Supplied data –
+++

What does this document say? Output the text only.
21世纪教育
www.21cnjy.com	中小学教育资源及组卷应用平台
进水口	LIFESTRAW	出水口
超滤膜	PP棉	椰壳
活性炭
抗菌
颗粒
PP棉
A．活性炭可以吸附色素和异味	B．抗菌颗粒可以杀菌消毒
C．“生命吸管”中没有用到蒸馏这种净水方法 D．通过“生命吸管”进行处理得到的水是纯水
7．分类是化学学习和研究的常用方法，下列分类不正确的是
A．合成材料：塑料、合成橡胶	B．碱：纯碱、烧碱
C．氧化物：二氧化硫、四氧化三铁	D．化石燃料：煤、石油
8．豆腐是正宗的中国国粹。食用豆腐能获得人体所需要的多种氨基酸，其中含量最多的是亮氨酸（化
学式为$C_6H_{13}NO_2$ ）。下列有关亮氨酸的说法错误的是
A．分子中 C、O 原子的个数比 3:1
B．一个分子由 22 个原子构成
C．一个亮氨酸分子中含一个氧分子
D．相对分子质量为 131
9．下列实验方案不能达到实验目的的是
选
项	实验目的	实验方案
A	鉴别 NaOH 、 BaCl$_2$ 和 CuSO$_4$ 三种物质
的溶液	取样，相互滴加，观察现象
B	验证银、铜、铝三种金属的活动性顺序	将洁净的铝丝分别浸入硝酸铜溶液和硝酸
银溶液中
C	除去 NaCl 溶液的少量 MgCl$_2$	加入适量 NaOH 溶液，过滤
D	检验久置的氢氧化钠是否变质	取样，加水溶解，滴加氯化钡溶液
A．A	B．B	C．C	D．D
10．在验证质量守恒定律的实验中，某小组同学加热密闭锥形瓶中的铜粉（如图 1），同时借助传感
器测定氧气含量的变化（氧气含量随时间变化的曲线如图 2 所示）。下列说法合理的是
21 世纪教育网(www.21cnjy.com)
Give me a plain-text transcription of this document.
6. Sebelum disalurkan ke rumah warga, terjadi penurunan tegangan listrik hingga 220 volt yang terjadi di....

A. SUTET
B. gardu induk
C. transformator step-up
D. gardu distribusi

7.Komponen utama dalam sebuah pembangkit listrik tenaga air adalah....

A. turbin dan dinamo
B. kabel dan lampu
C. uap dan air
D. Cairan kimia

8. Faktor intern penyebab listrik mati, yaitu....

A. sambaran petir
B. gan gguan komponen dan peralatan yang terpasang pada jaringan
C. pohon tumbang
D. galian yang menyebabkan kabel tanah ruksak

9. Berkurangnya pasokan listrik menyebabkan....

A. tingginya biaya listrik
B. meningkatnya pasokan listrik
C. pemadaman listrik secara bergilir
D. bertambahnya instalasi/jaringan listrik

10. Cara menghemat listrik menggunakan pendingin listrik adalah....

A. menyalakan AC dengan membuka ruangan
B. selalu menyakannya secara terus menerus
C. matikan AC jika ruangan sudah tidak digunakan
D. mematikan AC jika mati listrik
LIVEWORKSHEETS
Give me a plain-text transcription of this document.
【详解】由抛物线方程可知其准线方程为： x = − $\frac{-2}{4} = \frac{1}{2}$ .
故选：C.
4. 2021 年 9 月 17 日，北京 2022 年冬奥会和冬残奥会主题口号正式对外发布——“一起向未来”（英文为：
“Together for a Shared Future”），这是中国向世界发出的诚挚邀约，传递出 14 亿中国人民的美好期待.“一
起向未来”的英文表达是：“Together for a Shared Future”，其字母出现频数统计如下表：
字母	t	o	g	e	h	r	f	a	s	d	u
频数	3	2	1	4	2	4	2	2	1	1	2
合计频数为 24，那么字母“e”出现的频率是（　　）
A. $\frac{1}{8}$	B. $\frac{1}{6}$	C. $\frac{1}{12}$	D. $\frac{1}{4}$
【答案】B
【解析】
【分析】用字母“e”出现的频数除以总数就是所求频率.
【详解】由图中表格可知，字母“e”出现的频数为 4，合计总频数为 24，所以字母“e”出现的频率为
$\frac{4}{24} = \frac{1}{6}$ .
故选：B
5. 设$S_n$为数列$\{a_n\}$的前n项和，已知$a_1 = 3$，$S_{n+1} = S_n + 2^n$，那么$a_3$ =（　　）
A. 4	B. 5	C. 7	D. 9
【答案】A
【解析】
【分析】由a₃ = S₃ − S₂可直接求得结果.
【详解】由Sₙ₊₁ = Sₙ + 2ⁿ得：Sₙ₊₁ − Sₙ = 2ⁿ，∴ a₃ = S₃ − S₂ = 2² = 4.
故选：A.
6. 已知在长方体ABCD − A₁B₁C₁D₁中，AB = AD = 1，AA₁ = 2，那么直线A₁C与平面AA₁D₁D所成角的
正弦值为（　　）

+++

Task requirements –
Write out every line of the material again, exactly as it reads.

Solution to the problem –
What does this document say? Output the text only.
21世纪教育
www.21cnjy.com	中小学教育资源及组卷应用平台
进水口	LIFESTRAW	出水口
超滤膜	PP棉	椰壳
活性炭
抗菌
颗粒
PP棉
A．活性炭可以吸附色素和异味	B．抗菌颗粒可以杀菌消毒
C．“生命吸管”中没有用到蒸馏这种净水方法 D．通过“生命吸管”进行处理得到的水是纯水
7．分类是化学学习和研究的常用方法，下列分类不正确的是
A．合成材料：塑料、合成橡胶	B．碱：纯碱、烧碱
C．氧化物：二氧化硫、四氧化三铁	D．化石燃料：煤、石油
8．豆腐是正宗的中国国粹。食用豆腐能获得人体所需要的多种氨基酸，其中含量最多的是亮氨酸（化
学式为$C_6H_{13}NO_2$ ）。下列有关亮氨酸的说法错误的是
A．分子中 C、O 原子的个数比 3:1
B．一个分子由 22 个原子构成
C．一个亮氨酸分子中含一个氧分子
D．相对分子质量为 131
9．下列实验方案不能达到实验目的的是
选
项	实验目的	实验方案
A	鉴别 NaOH 、 BaCl$_2$ 和 CuSO$_4$ 三种物质
的溶液	取样，相互滴加，观察现象
B	验证银、铜、铝三种金属的活动性顺序	将洁净的铝丝分别浸入硝酸铜溶液和硝酸
银溶液中
C	除去 NaCl 溶液的少量 MgCl$_2$	加入适量 NaOH 溶液，过滤
D	检验久置的氢氧化钠是否变质	取样，加水溶解，滴加氯化钡溶液
A．A	B．B	C．C	D．D
10．在验证质量守恒定律的实验中，某小组同学加热密闭锥形瓶中的铜粉（如图 1），同时借助传感
器测定氧气含量的变化（氧气含量随时间变化的曲线如图 2 所示）。下列说法合理的是
21 世纪教育网(www.21cnjy.com)
Give me a plain-text transcription of this document.
6. Sebelum disalurkan ke rumah warga, terjadi penurunan tegangan listrik hingga 220 volt yang terjadi di....

A. SUTET
B. gardu induk
C. transformator step-up
D. gardu distribusi

7.Komponen utama dalam sebuah pembangkit listrik tenaga air adalah....

A. turbin dan dinamo
B. kabel dan lampu
C. uap dan air
D. Cairan kimia

8. Faktor intern penyebab listrik mati, yaitu....

A. sambaran petir
B. gan gguan komponen dan peralatan yang terpasang pada jaringan
C. pohon tumbang
D. galian yang menyebabkan kabel tanah ruksak

9. Berkurangnya pasokan listrik menyebabkan....

A. tingginya biaya listrik
B. meningkatnya pasokan listrik
C. pemadaman listrik secara bergilir
D. bertambahnya instalasi/jaringan listrik

10. Cara menghemat listrik menggunakan pendingin listrik adalah....

A. menyalakan AC dengan membuka ruangan
B. selalu menyakannya secara terus menerus
C. matikan AC jika ruangan sudah tidak digunakan
D. mematikan AC jika mati listrik
LIVEWORKSHEETS
Give me a plain-text transcription of this document.
【详解】由抛物线方程可知其准线方程为： x = − $\frac{-2}{4} = \frac{1}{2}$ .
故选：C.
4. 2021 年 9 月 17 日，北京 2022 年冬奥会和冬残奥会主题口号正式对外发布——“一起向未来”（英文为：
“Together for a Shared Future”），这是中国向世界发出的诚挚邀约，传递出 14 亿中国人民的美好期待.“一
起向未来”的英文表达是：“Together for a Shared Future”，其字母出现频数统计如下表：
字母	t	o	g	e	h	r	f	a	s	d	u
频数	3	2	1	4	2	4	2	2	1	1	2
合计频数为 24，那么字母“e”出现的频率是（　　）
A. $\frac{1}{8}$	B. $\frac{1}{6}$	C. $\frac{1}{12}$	D. $\frac{1}{4}$
【答案】B
【解析】
【分析】用字母“e”出现的频数除以总数就是所求频率.
【详解】由图中表格可知，字母“e”出现的频数为 4，合计总频数为 24，所以字母“e”出现的频率为
$\frac{4}{24} = \frac{1}{6}$ .
故选：B
5. 设$S_n$为数列$\{a_n\}$的前n项和，已知$a_1 = 3$，$S_{n+1} = S_n + 2^n$，那么$a_3$ =（　　）
A. 4	B. 5	C. 7	D. 9
【答案】A
【解析】
【分析】由a₃ = S₃ − S₂可直接求得结果.
【详解】由Sₙ₊₁ = Sₙ + 2ⁿ得：Sₙ₊₁ − Sₙ = 2ⁿ，∴ a₃ = S₃ − S₂ = 2² = 4.
故选：A.
6. 已知在长方体ABCD − A₁B₁C₁D₁中，AB = AD = 1，AA₁ = 2，那么直线A₁C与平面AA₁D₁D所成角的
正弦值为（　　）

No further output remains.